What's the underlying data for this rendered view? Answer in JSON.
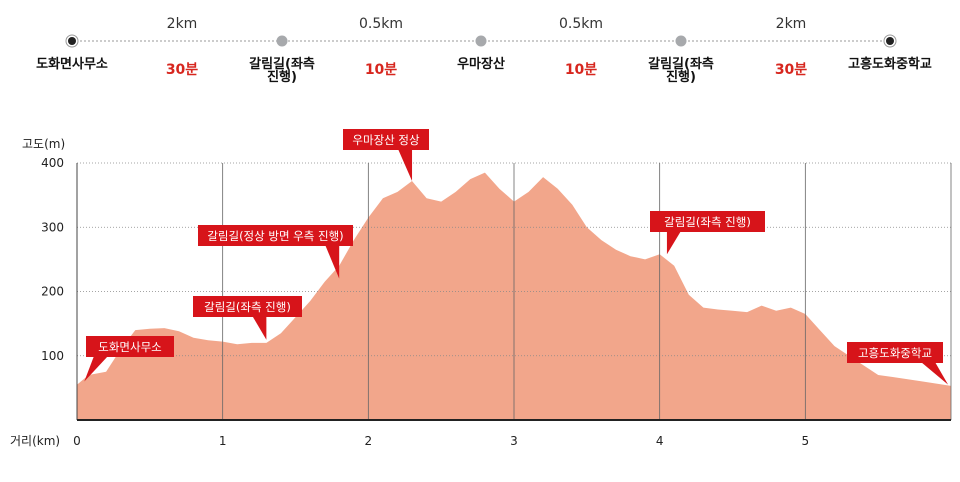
{
  "route": {
    "stops": [
      "도화면사무소",
      "갈림길(좌측\n진행)",
      "우마장산",
      "갈림길(좌측\n진행)",
      "고흥도화중학교"
    ],
    "segments": [
      {
        "distance": "2km",
        "time": "30분"
      },
      {
        "distance": "0.5km",
        "time": "10분"
      },
      {
        "distance": "0.5km",
        "time": "10분"
      },
      {
        "distance": "2km",
        "time": "30분"
      }
    ],
    "colors": {
      "time": "#d7261e",
      "line": "#999999",
      "end_dot": "#222222",
      "mid_dot": "#a7a9ac"
    }
  },
  "chart_data": {
    "type": "area",
    "ylabel": "고도(m)",
    "xlabel": "거리(km)",
    "ylim": [
      0,
      400
    ],
    "xlim": [
      0,
      6
    ],
    "yticks": [
      "100",
      "200",
      "300",
      "400"
    ],
    "xticks": [
      "0",
      "1",
      "2",
      "3",
      "4",
      "5"
    ],
    "fill_color": "#f2a68b",
    "callout_color": "#d7141a",
    "x": [
      0,
      0.08,
      0.2,
      0.3,
      0.4,
      0.5,
      0.6,
      0.7,
      0.8,
      0.9,
      1.0,
      1.1,
      1.2,
      1.3,
      1.4,
      1.5,
      1.6,
      1.7,
      1.8,
      1.9,
      2.0,
      2.1,
      2.2,
      2.3,
      2.4,
      2.5,
      2.6,
      2.7,
      2.8,
      2.9,
      3.0,
      3.1,
      3.2,
      3.3,
      3.4,
      3.5,
      3.6,
      3.7,
      3.8,
      3.9,
      4.0,
      4.1,
      4.2,
      4.3,
      4.4,
      4.5,
      4.6,
      4.7,
      4.8,
      4.9,
      5.0,
      5.1,
      5.2,
      5.3,
      5.4,
      5.5,
      5.6,
      5.8,
      6.0
    ],
    "y": [
      55,
      70,
      75,
      110,
      140,
      142,
      143,
      138,
      128,
      124,
      122,
      118,
      120,
      120,
      135,
      160,
      185,
      215,
      240,
      280,
      315,
      345,
      355,
      372,
      345,
      340,
      355,
      375,
      385,
      360,
      340,
      355,
      378,
      360,
      335,
      300,
      280,
      265,
      255,
      250,
      258,
      240,
      195,
      175,
      172,
      170,
      168,
      178,
      170,
      175,
      165,
      140,
      115,
      100,
      85,
      70,
      67,
      60,
      53
    ],
    "annotations": [
      {
        "label": "도화면사무소",
        "x": 0.05,
        "y": 60
      },
      {
        "label": "갈림길(좌측 진행)",
        "x": 1.3,
        "y": 125
      },
      {
        "label": "갈림길(정상 방면 우측 진행)",
        "x": 1.8,
        "y": 220
      },
      {
        "label": "우마장산 정상",
        "x": 2.3,
        "y": 372
      },
      {
        "label": "갈림길(좌측 진행)",
        "x": 4.05,
        "y": 258
      },
      {
        "label": "고흥도화중학교",
        "x": 5.98,
        "y": 55
      }
    ]
  }
}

====

Exercise details -
None of the pictures should appear; repeat the records exactly otherwise.

Solution for this problem -
What's the underlying data for this rendered view? Answer in JSON.
{
  "route": {
    "stops": [
      "도화면사무소",
      "갈림길(좌측\n진행)",
      "우마장산",
      "갈림길(좌측\n진행)",
      "고흥도화중학교"
    ],
    "segments": [
      {
        "distance": "2km",
        "time": "30분"
      },
      {
        "distance": "0.5km",
        "time": "10분"
      },
      {
        "distance": "0.5km",
        "time": "10분"
      },
      {
        "distance": "2km",
        "time": "30분"
      }
    ],
    "colors": {
      "time": "#d7261e",
      "line": "#999999",
      "end_dot": "#222222",
      "mid_dot": "#a7a9ac"
    }
  },
  "chart_data": {
    "type": "area",
    "ylabel": "고도(m)",
    "xlabel": "거리(km)",
    "ylim": [
      0,
      400
    ],
    "xlim": [
      0,
      6
    ],
    "yticks": [
      "100",
      "200",
      "300",
      "400"
    ],
    "xticks": [
      "0",
      "1",
      "2",
      "3",
      "4",
      "5"
    ],
    "fill_color": "#f2a68b",
    "callout_color": "#d7141a",
    "x": [
      0,
      0.08,
      0.2,
      0.3,
      0.4,
      0.5,
      0.6,
      0.7,
      0.8,
      0.9,
      1.0,
      1.1,
      1.2,
      1.3,
      1.4,
      1.5,
      1.6,
      1.7,
      1.8,
      1.9,
      2.0,
      2.1,
      2.2,
      2.3,
      2.4,
      2.5,
      2.6,
      2.7,
      2.8,
      2.9,
      3.0,
      3.1,
      3.2,
      3.3,
      3.4,
      3.5,
      3.6,
      3.7,
      3.8,
      3.9,
      4.0,
      4.1,
      4.2,
      4.3,
      4.4,
      4.5,
      4.6,
      4.7,
      4.8,
      4.9,
      5.0,
      5.1,
      5.2,
      5.3,
      5.4,
      5.5,
      5.6,
      5.8,
      6.0
    ],
    "y": [
      55,
      70,
      75,
      110,
      140,
      142,
      143,
      138,
      128,
      124,
      122,
      118,
      120,
      120,
      135,
      160,
      185,
      215,
      240,
      280,
      315,
      345,
      355,
      372,
      345,
      340,
      355,
      375,
      385,
      360,
      340,
      355,
      378,
      360,
      335,
      300,
      280,
      265,
      255,
      250,
      258,
      240,
      195,
      175,
      172,
      170,
      168,
      178,
      170,
      175,
      165,
      140,
      115,
      100,
      85,
      70,
      67,
      60,
      53
    ],
    "annotations": [
      {
        "label": "도화면사무소",
        "x": 0.05,
        "y": 60
      },
      {
        "label": "갈림길(좌측 진행)",
        "x": 1.3,
        "y": 125
      },
      {
        "label": "갈림길(정상 방면 우측 진행)",
        "x": 1.8,
        "y": 220
      },
      {
        "label": "우마장산 정상",
        "x": 2.3,
        "y": 372
      },
      {
        "label": "갈림길(좌측 진행)",
        "x": 4.05,
        "y": 258
      },
      {
        "label": "고흥도화중학교",
        "x": 5.98,
        "y": 55
      }
    ]
  }
}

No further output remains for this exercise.